Given instruction: Locate each line of the material that contains "result", then return it.

— begin Source material —

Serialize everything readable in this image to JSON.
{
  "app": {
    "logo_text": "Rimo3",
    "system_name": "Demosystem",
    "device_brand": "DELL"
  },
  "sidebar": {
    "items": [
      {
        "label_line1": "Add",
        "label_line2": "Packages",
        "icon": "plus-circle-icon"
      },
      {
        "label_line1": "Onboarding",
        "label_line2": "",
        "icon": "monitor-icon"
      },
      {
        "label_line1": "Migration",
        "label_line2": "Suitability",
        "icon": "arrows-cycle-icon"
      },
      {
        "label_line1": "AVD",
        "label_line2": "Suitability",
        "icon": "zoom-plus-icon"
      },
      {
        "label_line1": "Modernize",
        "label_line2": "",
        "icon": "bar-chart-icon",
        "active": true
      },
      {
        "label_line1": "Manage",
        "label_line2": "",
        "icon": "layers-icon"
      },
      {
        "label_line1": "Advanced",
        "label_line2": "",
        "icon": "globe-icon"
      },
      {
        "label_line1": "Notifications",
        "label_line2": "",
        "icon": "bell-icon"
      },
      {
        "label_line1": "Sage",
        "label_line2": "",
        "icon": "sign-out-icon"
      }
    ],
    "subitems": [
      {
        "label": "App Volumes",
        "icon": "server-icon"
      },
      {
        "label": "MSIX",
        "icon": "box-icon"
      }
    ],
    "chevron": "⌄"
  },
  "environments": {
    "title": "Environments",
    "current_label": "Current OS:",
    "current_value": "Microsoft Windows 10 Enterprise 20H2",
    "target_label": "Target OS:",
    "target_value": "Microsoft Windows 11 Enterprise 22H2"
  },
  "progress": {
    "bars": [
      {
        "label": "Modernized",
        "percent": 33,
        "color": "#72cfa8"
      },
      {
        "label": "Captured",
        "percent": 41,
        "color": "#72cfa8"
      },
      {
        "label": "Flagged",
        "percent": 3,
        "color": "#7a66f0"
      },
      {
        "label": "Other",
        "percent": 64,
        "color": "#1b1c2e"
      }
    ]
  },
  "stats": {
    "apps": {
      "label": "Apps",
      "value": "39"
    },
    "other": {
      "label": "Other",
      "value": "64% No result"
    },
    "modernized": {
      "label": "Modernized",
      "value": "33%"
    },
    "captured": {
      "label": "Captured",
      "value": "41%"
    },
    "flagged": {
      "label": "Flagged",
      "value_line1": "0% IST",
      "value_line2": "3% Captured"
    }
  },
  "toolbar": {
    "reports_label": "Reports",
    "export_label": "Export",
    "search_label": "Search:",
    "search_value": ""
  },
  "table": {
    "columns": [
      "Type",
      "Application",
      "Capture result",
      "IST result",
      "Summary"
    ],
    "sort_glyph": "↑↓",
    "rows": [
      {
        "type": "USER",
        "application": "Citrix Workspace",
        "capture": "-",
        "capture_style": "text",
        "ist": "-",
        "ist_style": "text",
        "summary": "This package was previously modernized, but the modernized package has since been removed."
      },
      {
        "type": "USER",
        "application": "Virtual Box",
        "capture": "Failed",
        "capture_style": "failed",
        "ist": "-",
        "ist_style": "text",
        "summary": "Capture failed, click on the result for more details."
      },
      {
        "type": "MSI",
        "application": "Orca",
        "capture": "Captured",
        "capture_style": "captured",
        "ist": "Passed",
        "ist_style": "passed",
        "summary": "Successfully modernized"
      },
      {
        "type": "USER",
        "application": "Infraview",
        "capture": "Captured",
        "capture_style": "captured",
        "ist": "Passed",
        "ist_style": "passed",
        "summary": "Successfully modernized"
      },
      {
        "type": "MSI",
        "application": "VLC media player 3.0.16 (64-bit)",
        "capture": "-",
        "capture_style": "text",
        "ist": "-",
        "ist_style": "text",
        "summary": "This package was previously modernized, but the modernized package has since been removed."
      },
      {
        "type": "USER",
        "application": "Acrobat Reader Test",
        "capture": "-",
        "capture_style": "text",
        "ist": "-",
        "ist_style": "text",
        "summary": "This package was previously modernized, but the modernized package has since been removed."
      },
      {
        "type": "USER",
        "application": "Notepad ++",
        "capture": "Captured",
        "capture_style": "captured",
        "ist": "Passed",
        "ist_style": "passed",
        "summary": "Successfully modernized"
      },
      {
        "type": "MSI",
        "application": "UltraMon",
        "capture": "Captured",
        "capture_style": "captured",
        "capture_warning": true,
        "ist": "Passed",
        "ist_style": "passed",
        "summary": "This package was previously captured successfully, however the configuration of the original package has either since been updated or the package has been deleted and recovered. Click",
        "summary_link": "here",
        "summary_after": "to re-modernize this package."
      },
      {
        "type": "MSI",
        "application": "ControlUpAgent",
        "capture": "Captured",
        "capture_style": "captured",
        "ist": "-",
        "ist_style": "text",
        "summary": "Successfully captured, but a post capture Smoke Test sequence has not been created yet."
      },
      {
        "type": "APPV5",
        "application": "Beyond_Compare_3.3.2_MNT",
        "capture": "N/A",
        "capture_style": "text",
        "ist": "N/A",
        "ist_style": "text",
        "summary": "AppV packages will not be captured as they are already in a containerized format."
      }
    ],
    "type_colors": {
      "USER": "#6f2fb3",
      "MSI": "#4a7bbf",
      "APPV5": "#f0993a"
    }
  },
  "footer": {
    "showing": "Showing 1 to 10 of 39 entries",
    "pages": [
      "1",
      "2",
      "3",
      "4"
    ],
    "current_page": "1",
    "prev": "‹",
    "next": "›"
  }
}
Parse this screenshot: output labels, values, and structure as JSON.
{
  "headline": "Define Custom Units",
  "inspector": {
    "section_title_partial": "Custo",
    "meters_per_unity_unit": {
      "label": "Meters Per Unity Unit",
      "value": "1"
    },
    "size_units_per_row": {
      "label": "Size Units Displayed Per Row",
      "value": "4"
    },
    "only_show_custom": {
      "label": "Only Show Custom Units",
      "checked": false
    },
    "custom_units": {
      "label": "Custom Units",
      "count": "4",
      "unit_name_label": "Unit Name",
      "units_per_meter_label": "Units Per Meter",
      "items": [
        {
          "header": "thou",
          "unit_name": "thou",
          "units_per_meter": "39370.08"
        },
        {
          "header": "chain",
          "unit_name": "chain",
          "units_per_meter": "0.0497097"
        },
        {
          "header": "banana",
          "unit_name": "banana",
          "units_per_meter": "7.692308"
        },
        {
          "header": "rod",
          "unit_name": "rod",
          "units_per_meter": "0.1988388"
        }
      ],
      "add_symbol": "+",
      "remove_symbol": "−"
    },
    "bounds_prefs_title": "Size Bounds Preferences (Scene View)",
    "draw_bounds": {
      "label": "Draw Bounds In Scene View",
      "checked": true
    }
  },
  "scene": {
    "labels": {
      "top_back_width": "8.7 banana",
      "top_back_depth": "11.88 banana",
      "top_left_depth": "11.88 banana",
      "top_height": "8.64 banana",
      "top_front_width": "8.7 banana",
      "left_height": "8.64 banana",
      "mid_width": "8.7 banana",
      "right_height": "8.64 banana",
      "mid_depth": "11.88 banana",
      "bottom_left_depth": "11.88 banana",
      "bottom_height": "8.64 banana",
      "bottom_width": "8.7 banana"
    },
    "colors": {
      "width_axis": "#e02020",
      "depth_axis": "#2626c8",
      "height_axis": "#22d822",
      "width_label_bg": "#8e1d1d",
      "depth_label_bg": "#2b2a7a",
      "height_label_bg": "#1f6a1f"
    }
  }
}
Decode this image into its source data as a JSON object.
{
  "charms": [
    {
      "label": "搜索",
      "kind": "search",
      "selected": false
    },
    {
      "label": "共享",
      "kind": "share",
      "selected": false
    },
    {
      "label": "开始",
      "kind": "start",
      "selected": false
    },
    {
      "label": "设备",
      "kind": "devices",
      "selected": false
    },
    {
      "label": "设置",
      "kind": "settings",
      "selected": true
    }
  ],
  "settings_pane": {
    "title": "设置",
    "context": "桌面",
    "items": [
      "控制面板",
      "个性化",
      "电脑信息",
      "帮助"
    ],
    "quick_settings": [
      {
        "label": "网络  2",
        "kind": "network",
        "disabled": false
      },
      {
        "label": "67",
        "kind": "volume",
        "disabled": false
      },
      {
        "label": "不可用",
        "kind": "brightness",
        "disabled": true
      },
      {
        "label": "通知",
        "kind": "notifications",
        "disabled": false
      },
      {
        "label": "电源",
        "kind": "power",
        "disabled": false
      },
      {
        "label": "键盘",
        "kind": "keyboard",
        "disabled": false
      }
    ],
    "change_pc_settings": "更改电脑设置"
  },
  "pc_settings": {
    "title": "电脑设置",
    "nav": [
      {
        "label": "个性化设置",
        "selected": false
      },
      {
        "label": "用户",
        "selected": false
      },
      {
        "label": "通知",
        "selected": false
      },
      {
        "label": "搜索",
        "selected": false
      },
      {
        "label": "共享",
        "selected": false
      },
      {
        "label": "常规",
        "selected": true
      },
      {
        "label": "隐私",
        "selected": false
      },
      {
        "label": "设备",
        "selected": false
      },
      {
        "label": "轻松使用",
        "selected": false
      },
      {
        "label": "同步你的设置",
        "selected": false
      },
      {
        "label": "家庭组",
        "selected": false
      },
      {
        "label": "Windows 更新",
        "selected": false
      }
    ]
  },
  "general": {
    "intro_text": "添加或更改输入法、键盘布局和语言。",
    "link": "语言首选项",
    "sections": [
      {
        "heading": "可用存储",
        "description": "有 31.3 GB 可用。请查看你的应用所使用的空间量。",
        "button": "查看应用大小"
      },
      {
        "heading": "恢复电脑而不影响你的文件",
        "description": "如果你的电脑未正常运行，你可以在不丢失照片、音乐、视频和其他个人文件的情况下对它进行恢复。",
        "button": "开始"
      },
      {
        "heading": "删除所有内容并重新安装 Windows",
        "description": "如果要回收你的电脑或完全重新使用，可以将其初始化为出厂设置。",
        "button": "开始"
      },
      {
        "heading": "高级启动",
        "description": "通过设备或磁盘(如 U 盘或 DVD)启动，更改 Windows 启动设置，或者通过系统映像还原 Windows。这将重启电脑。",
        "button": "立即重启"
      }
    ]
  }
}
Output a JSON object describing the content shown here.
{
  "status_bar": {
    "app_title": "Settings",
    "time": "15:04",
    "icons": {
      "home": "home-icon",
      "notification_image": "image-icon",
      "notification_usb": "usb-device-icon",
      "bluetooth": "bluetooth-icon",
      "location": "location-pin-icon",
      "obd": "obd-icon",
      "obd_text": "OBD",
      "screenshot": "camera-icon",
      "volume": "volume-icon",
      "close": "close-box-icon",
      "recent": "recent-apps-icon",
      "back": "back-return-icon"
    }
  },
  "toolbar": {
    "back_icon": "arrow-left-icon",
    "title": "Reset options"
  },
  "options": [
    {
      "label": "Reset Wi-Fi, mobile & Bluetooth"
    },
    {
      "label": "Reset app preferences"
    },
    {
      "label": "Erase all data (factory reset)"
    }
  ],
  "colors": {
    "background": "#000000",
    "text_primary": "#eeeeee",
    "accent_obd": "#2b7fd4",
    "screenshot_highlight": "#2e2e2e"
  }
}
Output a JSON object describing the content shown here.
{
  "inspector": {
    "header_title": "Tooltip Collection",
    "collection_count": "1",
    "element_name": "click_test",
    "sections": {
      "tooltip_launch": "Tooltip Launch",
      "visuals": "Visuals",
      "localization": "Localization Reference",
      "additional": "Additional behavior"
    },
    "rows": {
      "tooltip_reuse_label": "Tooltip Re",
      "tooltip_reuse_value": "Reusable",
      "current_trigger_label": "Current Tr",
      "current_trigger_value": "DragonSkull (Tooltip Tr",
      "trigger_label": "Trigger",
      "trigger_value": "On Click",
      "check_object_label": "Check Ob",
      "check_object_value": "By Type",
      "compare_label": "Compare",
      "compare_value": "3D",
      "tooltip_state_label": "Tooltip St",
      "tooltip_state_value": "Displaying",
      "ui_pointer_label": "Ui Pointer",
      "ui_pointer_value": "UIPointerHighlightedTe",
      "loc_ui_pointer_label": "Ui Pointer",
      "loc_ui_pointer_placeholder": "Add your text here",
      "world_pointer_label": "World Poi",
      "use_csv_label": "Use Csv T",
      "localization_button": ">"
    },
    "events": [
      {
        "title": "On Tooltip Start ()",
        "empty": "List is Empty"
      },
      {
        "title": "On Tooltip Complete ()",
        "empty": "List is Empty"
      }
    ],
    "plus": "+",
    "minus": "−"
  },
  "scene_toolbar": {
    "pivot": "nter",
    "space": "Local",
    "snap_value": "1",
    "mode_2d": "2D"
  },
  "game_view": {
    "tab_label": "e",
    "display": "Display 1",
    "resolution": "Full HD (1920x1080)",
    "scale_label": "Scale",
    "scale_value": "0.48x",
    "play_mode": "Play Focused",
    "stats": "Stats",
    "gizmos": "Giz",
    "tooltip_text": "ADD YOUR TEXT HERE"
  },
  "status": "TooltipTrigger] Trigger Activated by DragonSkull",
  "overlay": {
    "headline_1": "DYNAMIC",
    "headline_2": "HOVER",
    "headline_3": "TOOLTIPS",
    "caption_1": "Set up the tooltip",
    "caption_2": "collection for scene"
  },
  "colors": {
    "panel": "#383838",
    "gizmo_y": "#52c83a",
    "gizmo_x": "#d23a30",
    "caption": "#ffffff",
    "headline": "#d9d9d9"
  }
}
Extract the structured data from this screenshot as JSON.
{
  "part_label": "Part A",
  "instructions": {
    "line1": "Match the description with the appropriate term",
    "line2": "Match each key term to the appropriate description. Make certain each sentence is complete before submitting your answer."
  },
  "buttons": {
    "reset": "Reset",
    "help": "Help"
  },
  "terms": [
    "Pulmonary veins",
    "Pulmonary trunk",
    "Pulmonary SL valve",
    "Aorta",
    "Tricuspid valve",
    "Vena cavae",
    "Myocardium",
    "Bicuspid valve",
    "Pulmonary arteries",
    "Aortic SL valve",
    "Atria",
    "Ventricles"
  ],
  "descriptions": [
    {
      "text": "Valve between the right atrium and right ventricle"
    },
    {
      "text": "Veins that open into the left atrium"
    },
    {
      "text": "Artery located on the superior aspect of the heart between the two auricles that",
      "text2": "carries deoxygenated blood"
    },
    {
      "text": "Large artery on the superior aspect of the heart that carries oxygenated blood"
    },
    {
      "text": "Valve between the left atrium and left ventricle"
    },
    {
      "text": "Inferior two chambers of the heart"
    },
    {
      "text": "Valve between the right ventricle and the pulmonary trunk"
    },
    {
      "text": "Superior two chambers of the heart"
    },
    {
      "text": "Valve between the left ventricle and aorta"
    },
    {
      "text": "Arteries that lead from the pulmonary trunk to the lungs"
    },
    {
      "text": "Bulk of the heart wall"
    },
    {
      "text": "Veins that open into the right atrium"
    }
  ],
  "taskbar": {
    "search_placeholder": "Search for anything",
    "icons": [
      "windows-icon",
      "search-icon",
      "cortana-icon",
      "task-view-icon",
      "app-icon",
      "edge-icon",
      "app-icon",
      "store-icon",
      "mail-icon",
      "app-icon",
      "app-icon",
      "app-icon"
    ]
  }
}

— end Source material —

Finished task:
      "value": "64% No result"
      "Capture result",
      "IST result",
        "summary": "Capture failed, click on the result for more details."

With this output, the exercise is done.